## Task to complete
Restate the records below word for word.

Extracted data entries
"""
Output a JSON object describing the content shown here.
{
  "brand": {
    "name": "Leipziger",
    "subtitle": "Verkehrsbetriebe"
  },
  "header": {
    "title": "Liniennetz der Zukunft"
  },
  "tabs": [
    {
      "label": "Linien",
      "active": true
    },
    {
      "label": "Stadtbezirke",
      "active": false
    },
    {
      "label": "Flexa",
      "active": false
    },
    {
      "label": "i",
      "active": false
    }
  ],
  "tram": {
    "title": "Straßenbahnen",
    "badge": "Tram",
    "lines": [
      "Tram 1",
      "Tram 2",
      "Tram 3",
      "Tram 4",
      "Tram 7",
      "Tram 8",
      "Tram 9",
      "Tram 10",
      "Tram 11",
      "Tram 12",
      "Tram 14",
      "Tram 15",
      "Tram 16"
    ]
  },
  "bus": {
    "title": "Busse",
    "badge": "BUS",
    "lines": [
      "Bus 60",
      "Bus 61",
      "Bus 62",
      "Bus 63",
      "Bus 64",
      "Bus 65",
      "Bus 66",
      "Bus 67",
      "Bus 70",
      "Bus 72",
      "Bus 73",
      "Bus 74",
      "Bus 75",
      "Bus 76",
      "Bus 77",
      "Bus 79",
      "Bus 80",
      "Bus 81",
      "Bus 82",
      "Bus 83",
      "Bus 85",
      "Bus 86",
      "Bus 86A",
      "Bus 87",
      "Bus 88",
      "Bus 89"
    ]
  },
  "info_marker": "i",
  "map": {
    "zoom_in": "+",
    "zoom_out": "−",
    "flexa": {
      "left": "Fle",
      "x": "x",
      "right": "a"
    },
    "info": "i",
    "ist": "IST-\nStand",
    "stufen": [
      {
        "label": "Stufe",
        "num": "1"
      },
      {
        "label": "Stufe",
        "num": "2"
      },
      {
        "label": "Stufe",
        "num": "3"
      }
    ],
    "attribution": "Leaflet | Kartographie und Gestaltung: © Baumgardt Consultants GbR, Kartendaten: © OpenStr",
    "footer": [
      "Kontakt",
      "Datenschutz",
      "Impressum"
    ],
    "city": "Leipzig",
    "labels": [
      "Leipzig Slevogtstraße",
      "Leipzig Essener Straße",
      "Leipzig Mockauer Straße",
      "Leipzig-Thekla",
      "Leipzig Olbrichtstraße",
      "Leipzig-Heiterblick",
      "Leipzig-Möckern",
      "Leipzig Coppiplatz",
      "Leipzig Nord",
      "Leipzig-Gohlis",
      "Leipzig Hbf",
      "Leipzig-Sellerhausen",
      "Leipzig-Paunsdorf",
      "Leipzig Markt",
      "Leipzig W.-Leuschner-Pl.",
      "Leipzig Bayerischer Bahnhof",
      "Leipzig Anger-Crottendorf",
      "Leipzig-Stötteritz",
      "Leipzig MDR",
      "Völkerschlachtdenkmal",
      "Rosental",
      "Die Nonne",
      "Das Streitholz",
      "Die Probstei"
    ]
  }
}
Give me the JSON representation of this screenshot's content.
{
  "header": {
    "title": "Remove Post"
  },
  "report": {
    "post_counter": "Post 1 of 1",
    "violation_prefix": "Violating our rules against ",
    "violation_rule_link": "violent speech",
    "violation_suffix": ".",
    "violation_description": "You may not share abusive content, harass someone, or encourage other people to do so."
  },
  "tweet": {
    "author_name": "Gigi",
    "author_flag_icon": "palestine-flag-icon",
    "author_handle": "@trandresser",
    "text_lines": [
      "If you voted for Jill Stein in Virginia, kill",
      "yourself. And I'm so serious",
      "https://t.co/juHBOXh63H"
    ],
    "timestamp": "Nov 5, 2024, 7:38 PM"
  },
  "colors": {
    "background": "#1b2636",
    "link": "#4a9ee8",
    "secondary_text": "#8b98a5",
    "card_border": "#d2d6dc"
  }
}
"""
## Output of the exercise
Output a JSON object describing the content shown here.
{
  "brand": {
    "name": "Leipziger",
    "subtitle": "Verkehrsbetriebe"
  },
  "header": {
    "title": "Liniennetz der Zukunft"
  },
  "tabs": [
    {
      "label": "Linien",
      "active": true
    },
    {
      "label": "Stadtbezirke",
      "active": false
    },
    {
      "label": "Flexa",
      "active": false
    },
    {
      "label": "i",
      "active": false
    }
  ],
  "tram": {
    "title": "Straßenbahnen",
    "badge": "Tram",
    "lines": [
      "Tram 1",
      "Tram 2",
      "Tram 3",
      "Tram 4",
      "Tram 7",
      "Tram 8",
      "Tram 9",
      "Tram 10",
      "Tram 11",
      "Tram 12",
      "Tram 14",
      "Tram 15",
      "Tram 16"
    ]
  },
  "bus": {
    "title": "Busse",
    "badge": "BUS",
    "lines": [
      "Bus 60",
      "Bus 61",
      "Bus 62",
      "Bus 63",
      "Bus 64",
      "Bus 65",
      "Bus 66",
      "Bus 67",
      "Bus 70",
      "Bus 72",
      "Bus 73",
      "Bus 74",
      "Bus 75",
      "Bus 76",
      "Bus 77",
      "Bus 79",
      "Bus 80",
      "Bus 81",
      "Bus 82",
      "Bus 83",
      "Bus 85",
      "Bus 86",
      "Bus 86A",
      "Bus 87",
      "Bus 88",
      "Bus 89"
    ]
  },
  "info_marker": "i",
  "map": {
    "zoom_in": "+",
    "zoom_out": "−",
    "flexa": {
      "left": "Fle",
      "x": "x",
      "right": "a"
    },
    "info": "i",
    "ist": "IST-\nStand",
    "stufen": [
      {
        "label": "Stufe",
        "num": "1"
      },
      {
        "label": "Stufe",
        "num": "2"
      },
      {
        "label": "Stufe",
        "num": "3"
      }
    ],
    "attribution": "Leaflet | Kartographie und Gestaltung: © Baumgardt Consultants GbR, Kartendaten: © OpenStr",
    "footer": [
      "Kontakt",
      "Datenschutz",
      "Impressum"
    ],
    "city": "Leipzig",
    "labels": [
      "Leipzig Slevogtstraße",
      "Leipzig Essener Straße",
      "Leipzig Mockauer Straße",
      "Leipzig-Thekla",
      "Leipzig Olbrichtstraße",
      "Leipzig-Heiterblick",
      "Leipzig-Möckern",
      "Leipzig Coppiplatz",
      "Leipzig Nord",
      "Leipzig-Gohlis",
      "Leipzig Hbf",
      "Leipzig-Sellerhausen",
      "Leipzig-Paunsdorf",
      "Leipzig Markt",
      "Leipzig W.-Leuschner-Pl.",
      "Leipzig Bayerischer Bahnhof",
      "Leipzig Anger-Crottendorf",
      "Leipzig-Stötteritz",
      "Leipzig MDR",
      "Völkerschlachtdenkmal",
      "Rosental",
      "Die Nonne",
      "Das Streitholz",
      "Die Probstei"
    ]
  }
}
Give me the JSON representation of this screenshot's content.
{
  "header": {
    "title": "Remove Post"
  },
  "report": {
    "post_counter": "Post 1 of 1",
    "violation_prefix": "Violating our rules against ",
    "violation_rule_link": "violent speech",
    "violation_suffix": ".",
    "violation_description": "You may not share abusive content, harass someone, or encourage other people to do so."
  },
  "tweet": {
    "author_name": "Gigi",
    "author_flag_icon": "palestine-flag-icon",
    "author_handle": "@trandresser",
    "text_lines": [
      "If you voted for Jill Stein in Virginia, kill",
      "yourself. And I'm so serious",
      "https://t.co/juHBOXh63H"
    ],
    "timestamp": "Nov 5, 2024, 7:38 PM"
  },
  "colors": {
    "background": "#1b2636",
    "link": "#4a9ee8",
    "secondary_text": "#8b98a5",
    "card_border": "#d2d6dc"
  }
}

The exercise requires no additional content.